**TASK STATEMENT:** Word for word, print each line of the listing below; pictures stay out.

**EXERCISE MATERIALS:**
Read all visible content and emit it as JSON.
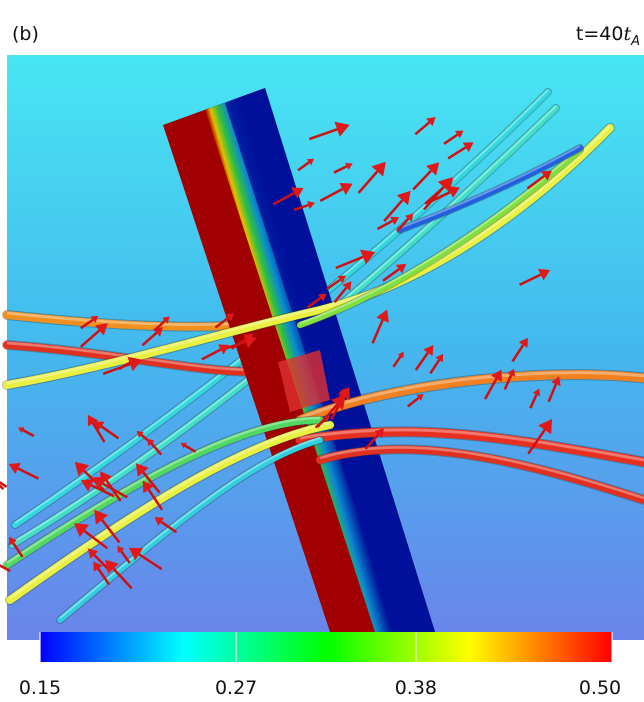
{
  "panel_label": "(b)",
  "time_label": {
    "prefix": "t=40",
    "symbol": "t",
    "subscript": "A"
  },
  "colorbar": {
    "range": [
      0.15,
      0.5
    ],
    "ticks": [
      0.15,
      0.27,
      0.38,
      {
        "value": 0.5,
        "label": "0.50"
      }
    ],
    "colors": [
      "#0000ff",
      "#00ffff",
      "#00ff00",
      "#ffff00",
      "#ff0000"
    ]
  }
}
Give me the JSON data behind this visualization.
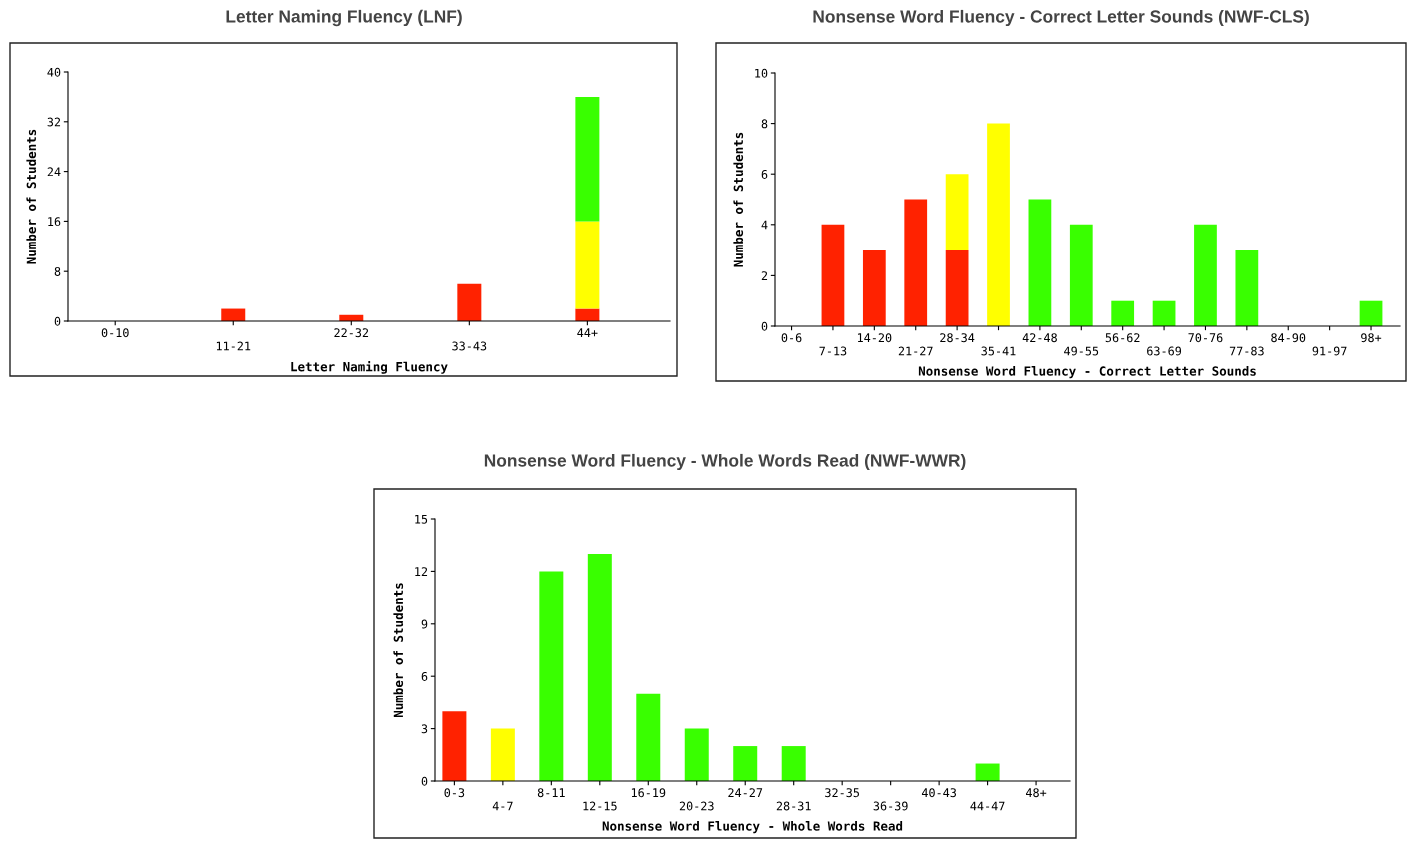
{
  "chart_data": [
    {
      "type": "bar",
      "title": "Letter Naming Fluency (LNF)",
      "xlabel": "Letter Naming Fluency",
      "ylabel": "Number of Students",
      "stacked": true,
      "categories": [
        "0-10",
        "11-21",
        "22-32",
        "33-43",
        "44+"
      ],
      "series": [
        {
          "color": "#ff2200",
          "values": [
            0,
            2,
            1,
            6,
            2
          ]
        },
        {
          "color": "#ffff00",
          "values": [
            0,
            0,
            0,
            0,
            14
          ]
        },
        {
          "color": "#39ff00",
          "values": [
            0,
            0,
            0,
            0,
            20
          ]
        }
      ],
      "ylim": [
        0,
        40
      ],
      "yticks": [
        0,
        8,
        16,
        24,
        32,
        40
      ],
      "grid": false
    },
    {
      "type": "bar",
      "title": "Nonsense Word Fluency - Correct Letter Sounds (NWF-CLS)",
      "xlabel": "Nonsense Word Fluency - Correct Letter Sounds",
      "ylabel": "Number of Students",
      "stacked": true,
      "categories": [
        "0-6",
        "7-13",
        "14-20",
        "21-27",
        "28-34",
        "35-41",
        "42-48",
        "49-55",
        "56-62",
        "63-69",
        "70-76",
        "77-83",
        "84-90",
        "91-97",
        "98+"
      ],
      "series": [
        {
          "color": "#ff2200",
          "values": [
            0,
            4,
            3,
            5,
            3,
            0,
            0,
            0,
            0,
            0,
            0,
            0,
            0,
            0,
            0
          ]
        },
        {
          "color": "#ffff00",
          "values": [
            0,
            0,
            0,
            0,
            3,
            8,
            0,
            0,
            0,
            0,
            0,
            0,
            0,
            0,
            0
          ]
        },
        {
          "color": "#39ff00",
          "values": [
            0,
            0,
            0,
            0,
            0,
            0,
            5,
            4,
            1,
            1,
            4,
            3,
            0,
            0,
            1
          ]
        }
      ],
      "ylim": [
        0,
        10
      ],
      "yticks": [
        0,
        2,
        4,
        6,
        8,
        10
      ],
      "grid": false
    },
    {
      "type": "bar",
      "title": "Nonsense Word Fluency - Whole Words Read (NWF-WWR)",
      "xlabel": "Nonsense Word Fluency - Whole Words Read",
      "ylabel": "Number of Students",
      "categories": [
        "0-3",
        "4-7",
        "8-11",
        "12-15",
        "16-19",
        "20-23",
        "24-27",
        "28-31",
        "32-35",
        "36-39",
        "40-43",
        "44-47",
        "48+"
      ],
      "values": [
        4,
        3,
        12,
        13,
        5,
        3,
        2,
        2,
        0,
        0,
        0,
        1,
        0
      ],
      "colors": [
        "#ff2200",
        "#ffff00",
        "#39ff00",
        "#39ff00",
        "#39ff00",
        "#39ff00",
        "#39ff00",
        "#39ff00",
        "#39ff00",
        "#39ff00",
        "#39ff00",
        "#39ff00",
        "#39ff00"
      ],
      "ylim": [
        0,
        15
      ],
      "yticks": [
        0,
        3,
        6,
        9,
        12,
        15
      ],
      "grid": false
    }
  ]
}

**ANSWER TO THE EXERCISE:**
Read all visible content and emit it as JSON.
{
  "panel_label": "(b)",
  "time_label": {
    "prefix": "t=40",
    "symbol": "t",
    "subscript": "A"
  },
  "colorbar": {
    "range": [
      0.15,
      0.5
    ],
    "ticks": [
      0.15,
      0.27,
      0.38,
      {
        "value": 0.5,
        "label": "0.50"
      }
    ],
    "colors": [
      "#0000ff",
      "#00ffff",
      "#00ff00",
      "#ffff00",
      "#ff0000"
    ]
  }
}
Give me the JSON data behind this visualization.
{
  "chart_data": [
    {
      "type": "bar",
      "title": "Letter Naming Fluency (LNF)",
      "xlabel": "Letter Naming Fluency",
      "ylabel": "Number of Students",
      "stacked": true,
      "categories": [
        "0-10",
        "11-21",
        "22-32",
        "33-43",
        "44+"
      ],
      "series": [
        {
          "color": "#ff2200",
          "values": [
            0,
            2,
            1,
            6,
            2
          ]
        },
        {
          "color": "#ffff00",
          "values": [
            0,
            0,
            0,
            0,
            14
          ]
        },
        {
          "color": "#39ff00",
          "values": [
            0,
            0,
            0,
            0,
            20
          ]
        }
      ],
      "ylim": [
        0,
        40
      ],
      "yticks": [
        0,
        8,
        16,
        24,
        32,
        40
      ],
      "grid": false
    },
    {
      "type": "bar",
      "title": "Nonsense Word Fluency - Correct Letter Sounds (NWF-CLS)",
      "xlabel": "Nonsense Word Fluency - Correct Letter Sounds",
      "ylabel": "Number of Students",
      "stacked": true,
      "categories": [
        "0-6",
        "7-13",
        "14-20",
        "21-27",
        "28-34",
        "35-41",
        "42-48",
        "49-55",
        "56-62",
        "63-69",
        "70-76",
        "77-83",
        "84-90",
        "91-97",
        "98+"
      ],
      "series": [
        {
          "color": "#ff2200",
          "values": [
            0,
            4,
            3,
            5,
            3,
            0,
            0,
            0,
            0,
            0,
            0,
            0,
            0,
            0,
            0
          ]
        },
        {
          "color": "#ffff00",
          "values": [
            0,
            0,
            0,
            0,
            3,
            8,
            0,
            0,
            0,
            0,
            0,
            0,
            0,
            0,
            0
          ]
        },
        {
          "color": "#39ff00",
          "values": [
            0,
            0,
            0,
            0,
            0,
            0,
            5,
            4,
            1,
            1,
            4,
            3,
            0,
            0,
            1
          ]
        }
      ],
      "ylim": [
        0,
        10
      ],
      "yticks": [
        0,
        2,
        4,
        6,
        8,
        10
      ],
      "grid": false
    },
    {
      "type": "bar",
      "title": "Nonsense Word Fluency - Whole Words Read (NWF-WWR)",
      "xlabel": "Nonsense Word Fluency - Whole Words Read",
      "ylabel": "Number of Students",
      "categories": [
        "0-3",
        "4-7",
        "8-11",
        "12-15",
        "16-19",
        "20-23",
        "24-27",
        "28-31",
        "32-35",
        "36-39",
        "40-43",
        "44-47",
        "48+"
      ],
      "values": [
        4,
        3,
        12,
        13,
        5,
        3,
        2,
        2,
        0,
        0,
        0,
        1,
        0
      ],
      "colors": [
        "#ff2200",
        "#ffff00",
        "#39ff00",
        "#39ff00",
        "#39ff00",
        "#39ff00",
        "#39ff00",
        "#39ff00",
        "#39ff00",
        "#39ff00",
        "#39ff00",
        "#39ff00",
        "#39ff00"
      ],
      "ylim": [
        0,
        15
      ],
      "yticks": [
        0,
        3,
        6,
        9,
        12,
        15
      ],
      "grid": false
    }
  ]
}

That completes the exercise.